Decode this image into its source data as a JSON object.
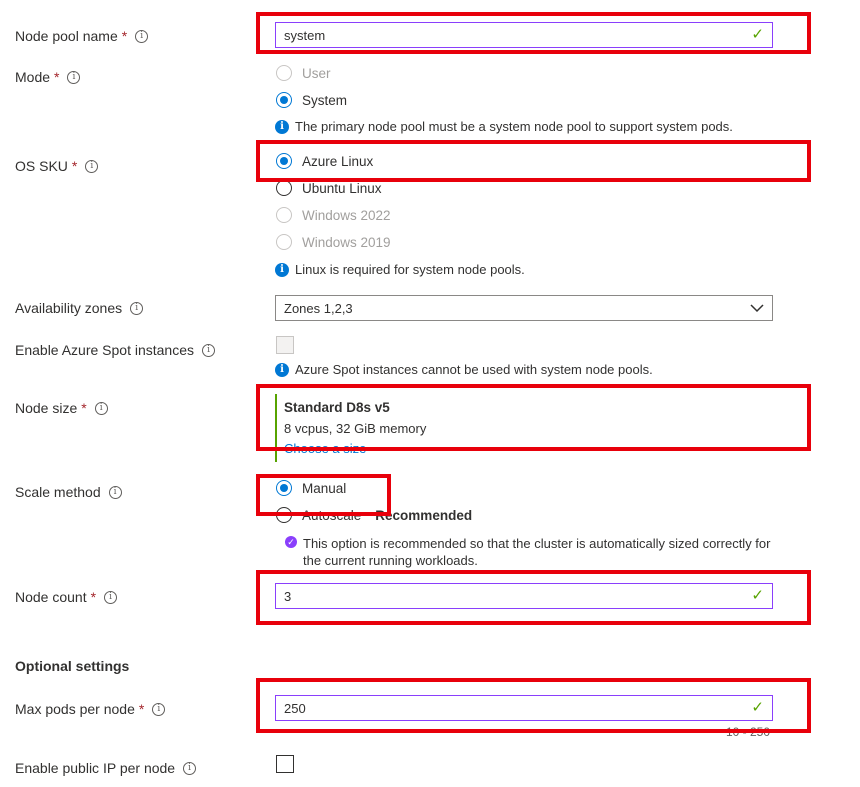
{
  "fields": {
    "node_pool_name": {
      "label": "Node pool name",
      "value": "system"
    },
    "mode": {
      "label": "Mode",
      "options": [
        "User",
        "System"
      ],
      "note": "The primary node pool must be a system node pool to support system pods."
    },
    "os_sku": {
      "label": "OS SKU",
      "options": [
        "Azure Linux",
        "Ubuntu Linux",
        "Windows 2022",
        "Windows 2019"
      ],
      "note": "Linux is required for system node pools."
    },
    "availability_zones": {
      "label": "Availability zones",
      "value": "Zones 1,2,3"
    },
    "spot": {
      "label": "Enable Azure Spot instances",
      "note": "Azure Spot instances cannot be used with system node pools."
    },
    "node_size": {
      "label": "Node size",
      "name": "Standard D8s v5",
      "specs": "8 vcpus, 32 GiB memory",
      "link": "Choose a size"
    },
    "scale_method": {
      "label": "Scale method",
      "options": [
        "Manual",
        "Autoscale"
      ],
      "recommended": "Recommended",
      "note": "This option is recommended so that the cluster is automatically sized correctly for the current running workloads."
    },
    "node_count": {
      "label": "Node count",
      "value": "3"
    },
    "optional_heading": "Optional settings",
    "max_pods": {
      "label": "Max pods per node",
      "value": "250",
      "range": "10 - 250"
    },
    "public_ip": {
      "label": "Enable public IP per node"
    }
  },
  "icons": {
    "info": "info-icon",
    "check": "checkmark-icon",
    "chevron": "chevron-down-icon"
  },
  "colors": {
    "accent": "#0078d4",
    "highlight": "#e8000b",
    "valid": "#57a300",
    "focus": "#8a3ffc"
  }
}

OBJECTIVE: All records must be output exactly as they are, except for the pictures, which are left out.

SOLUTION FOR THIS EXERCISE:
Decode this image into its source data as a JSON object.
{
  "fields": {
    "node_pool_name": {
      "label": "Node pool name",
      "value": "system"
    },
    "mode": {
      "label": "Mode",
      "options": [
        "User",
        "System"
      ],
      "note": "The primary node pool must be a system node pool to support system pods."
    },
    "os_sku": {
      "label": "OS SKU",
      "options": [
        "Azure Linux",
        "Ubuntu Linux",
        "Windows 2022",
        "Windows 2019"
      ],
      "note": "Linux is required for system node pools."
    },
    "availability_zones": {
      "label": "Availability zones",
      "value": "Zones 1,2,3"
    },
    "spot": {
      "label": "Enable Azure Spot instances",
      "note": "Azure Spot instances cannot be used with system node pools."
    },
    "node_size": {
      "label": "Node size",
      "name": "Standard D8s v5",
      "specs": "8 vcpus, 32 GiB memory",
      "link": "Choose a size"
    },
    "scale_method": {
      "label": "Scale method",
      "options": [
        "Manual",
        "Autoscale"
      ],
      "recommended": "Recommended",
      "note": "This option is recommended so that the cluster is automatically sized correctly for the current running workloads."
    },
    "node_count": {
      "label": "Node count",
      "value": "3"
    },
    "optional_heading": "Optional settings",
    "max_pods": {
      "label": "Max pods per node",
      "value": "250",
      "range": "10 - 250"
    },
    "public_ip": {
      "label": "Enable public IP per node"
    }
  },
  "icons": {
    "info": "info-icon",
    "check": "checkmark-icon",
    "chevron": "chevron-down-icon"
  },
  "colors": {
    "accent": "#0078d4",
    "highlight": "#e8000b",
    "valid": "#57a300",
    "focus": "#8a3ffc"
  }
}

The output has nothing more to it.